Exercise: Only the lines containing "HIGH" should appear in the answer, copied from the listing below.

Source material:
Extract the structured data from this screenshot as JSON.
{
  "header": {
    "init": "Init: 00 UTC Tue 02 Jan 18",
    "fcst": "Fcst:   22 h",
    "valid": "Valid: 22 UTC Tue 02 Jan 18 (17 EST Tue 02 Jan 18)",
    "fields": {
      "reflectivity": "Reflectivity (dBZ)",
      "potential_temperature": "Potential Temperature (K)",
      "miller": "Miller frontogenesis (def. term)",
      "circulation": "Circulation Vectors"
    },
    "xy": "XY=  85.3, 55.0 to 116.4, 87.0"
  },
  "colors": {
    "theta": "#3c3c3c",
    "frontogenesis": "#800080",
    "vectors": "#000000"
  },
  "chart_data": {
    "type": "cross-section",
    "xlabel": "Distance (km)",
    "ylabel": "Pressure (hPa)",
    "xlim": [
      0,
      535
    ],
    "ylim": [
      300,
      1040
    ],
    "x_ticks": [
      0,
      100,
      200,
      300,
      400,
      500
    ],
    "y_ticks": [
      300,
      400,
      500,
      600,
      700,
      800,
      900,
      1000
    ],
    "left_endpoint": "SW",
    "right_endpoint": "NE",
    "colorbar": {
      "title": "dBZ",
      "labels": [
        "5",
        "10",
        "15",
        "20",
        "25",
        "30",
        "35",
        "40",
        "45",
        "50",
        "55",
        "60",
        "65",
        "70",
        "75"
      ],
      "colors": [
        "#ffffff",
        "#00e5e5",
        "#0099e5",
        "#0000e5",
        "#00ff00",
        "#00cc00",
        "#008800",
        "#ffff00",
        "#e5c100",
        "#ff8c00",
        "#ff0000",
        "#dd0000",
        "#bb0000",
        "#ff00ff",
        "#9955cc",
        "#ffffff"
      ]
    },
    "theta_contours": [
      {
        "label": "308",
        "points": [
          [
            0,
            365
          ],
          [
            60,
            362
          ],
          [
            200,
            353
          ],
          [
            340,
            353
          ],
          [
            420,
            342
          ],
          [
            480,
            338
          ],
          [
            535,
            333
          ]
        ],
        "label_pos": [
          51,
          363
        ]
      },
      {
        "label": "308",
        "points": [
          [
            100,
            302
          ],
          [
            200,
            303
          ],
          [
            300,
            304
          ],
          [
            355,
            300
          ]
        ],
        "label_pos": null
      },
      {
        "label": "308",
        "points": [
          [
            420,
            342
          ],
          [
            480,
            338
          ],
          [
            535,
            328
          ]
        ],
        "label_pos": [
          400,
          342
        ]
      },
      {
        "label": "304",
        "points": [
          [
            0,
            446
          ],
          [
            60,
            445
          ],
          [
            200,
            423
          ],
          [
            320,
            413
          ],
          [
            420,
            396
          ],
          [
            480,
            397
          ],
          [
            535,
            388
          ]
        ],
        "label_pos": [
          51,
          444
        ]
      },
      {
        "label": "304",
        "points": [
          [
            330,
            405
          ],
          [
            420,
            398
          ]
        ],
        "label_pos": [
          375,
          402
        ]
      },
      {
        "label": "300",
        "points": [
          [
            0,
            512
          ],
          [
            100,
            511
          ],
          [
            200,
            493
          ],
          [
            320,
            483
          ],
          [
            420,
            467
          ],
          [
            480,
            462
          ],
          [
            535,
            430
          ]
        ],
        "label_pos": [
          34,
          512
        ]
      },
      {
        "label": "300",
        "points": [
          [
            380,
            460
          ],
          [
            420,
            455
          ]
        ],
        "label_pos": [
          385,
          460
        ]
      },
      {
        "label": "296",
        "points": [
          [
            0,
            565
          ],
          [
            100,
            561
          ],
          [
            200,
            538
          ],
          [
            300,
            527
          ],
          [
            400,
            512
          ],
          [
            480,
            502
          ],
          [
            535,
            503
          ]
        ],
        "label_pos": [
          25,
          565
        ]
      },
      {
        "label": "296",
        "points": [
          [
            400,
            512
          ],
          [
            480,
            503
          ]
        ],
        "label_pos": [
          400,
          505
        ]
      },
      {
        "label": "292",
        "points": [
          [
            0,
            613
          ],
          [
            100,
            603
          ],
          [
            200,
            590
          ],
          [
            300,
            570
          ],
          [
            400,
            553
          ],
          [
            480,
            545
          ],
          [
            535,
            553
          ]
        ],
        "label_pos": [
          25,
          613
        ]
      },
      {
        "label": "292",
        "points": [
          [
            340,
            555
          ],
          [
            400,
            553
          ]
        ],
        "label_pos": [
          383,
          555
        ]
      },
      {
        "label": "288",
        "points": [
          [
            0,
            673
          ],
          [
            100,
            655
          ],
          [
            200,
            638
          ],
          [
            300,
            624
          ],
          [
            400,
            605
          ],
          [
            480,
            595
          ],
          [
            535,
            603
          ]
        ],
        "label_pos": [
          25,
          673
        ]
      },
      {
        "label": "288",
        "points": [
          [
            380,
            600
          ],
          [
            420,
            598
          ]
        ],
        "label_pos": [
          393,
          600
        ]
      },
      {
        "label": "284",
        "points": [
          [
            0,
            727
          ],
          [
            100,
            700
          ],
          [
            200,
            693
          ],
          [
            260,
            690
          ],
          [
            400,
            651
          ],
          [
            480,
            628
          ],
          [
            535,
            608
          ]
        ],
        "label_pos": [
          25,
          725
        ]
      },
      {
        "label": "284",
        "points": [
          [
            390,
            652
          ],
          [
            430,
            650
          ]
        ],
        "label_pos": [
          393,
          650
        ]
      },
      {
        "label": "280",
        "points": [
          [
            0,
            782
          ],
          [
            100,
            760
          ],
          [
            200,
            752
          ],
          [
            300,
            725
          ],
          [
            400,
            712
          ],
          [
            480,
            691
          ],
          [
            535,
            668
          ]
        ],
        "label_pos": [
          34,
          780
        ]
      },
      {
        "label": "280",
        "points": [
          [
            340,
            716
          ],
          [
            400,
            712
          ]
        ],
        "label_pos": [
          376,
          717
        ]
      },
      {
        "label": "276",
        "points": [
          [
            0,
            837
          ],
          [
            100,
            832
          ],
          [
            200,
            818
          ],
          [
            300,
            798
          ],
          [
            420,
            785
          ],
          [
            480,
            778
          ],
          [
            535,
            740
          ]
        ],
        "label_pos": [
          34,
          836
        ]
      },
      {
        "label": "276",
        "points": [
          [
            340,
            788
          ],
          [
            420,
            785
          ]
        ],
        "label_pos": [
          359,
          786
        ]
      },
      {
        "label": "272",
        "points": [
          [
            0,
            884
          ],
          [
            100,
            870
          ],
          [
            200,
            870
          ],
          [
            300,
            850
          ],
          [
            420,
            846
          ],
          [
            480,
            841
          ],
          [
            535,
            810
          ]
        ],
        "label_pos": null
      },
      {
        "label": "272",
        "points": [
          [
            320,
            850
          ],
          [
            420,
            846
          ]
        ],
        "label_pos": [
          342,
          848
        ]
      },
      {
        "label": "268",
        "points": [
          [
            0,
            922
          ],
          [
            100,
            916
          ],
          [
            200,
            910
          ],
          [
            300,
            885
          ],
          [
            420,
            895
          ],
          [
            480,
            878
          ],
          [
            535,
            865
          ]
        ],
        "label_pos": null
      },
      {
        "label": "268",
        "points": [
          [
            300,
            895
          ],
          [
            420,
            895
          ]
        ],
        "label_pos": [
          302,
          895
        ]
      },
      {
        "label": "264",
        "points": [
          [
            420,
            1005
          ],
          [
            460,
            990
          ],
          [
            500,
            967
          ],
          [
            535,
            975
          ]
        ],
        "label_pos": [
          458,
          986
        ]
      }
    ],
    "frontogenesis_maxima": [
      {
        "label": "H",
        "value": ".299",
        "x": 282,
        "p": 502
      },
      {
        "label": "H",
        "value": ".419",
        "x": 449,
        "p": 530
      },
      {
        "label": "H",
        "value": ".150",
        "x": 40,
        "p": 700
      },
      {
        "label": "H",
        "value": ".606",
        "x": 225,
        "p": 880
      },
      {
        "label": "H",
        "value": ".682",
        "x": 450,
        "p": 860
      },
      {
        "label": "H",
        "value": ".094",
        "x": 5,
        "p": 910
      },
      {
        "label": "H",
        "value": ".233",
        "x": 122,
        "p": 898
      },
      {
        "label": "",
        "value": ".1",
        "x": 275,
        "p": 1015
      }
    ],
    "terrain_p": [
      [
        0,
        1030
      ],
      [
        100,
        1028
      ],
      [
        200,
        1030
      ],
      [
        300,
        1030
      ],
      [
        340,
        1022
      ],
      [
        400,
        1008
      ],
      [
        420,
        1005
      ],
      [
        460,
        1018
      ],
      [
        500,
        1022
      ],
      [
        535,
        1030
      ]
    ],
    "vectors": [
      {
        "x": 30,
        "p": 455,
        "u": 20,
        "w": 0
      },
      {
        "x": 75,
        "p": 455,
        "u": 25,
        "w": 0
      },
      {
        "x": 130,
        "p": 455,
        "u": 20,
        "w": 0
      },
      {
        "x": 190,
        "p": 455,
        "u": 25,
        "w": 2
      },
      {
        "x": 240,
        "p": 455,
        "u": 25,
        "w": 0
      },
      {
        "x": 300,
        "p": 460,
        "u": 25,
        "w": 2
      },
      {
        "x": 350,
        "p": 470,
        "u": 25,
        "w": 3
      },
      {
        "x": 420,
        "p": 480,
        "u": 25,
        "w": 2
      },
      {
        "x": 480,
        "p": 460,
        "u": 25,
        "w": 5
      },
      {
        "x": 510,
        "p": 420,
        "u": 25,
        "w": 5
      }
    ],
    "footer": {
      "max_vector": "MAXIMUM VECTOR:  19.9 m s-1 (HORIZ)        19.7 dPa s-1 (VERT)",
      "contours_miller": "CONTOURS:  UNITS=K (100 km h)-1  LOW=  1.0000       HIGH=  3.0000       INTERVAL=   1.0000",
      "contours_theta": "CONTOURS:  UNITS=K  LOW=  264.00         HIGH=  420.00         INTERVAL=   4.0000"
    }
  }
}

Problem solution:
      "contours_miller": "CONTOURS:  UNITS=K (100 km h)-1  LOW=  1.0000       HIGH=  3.0000       INTERVAL=   1.0000",
      "contours_theta": "CONTOURS:  UNITS=K  LOW=  264.00         HIGH=  420.00         INTERVAL=   4.0000"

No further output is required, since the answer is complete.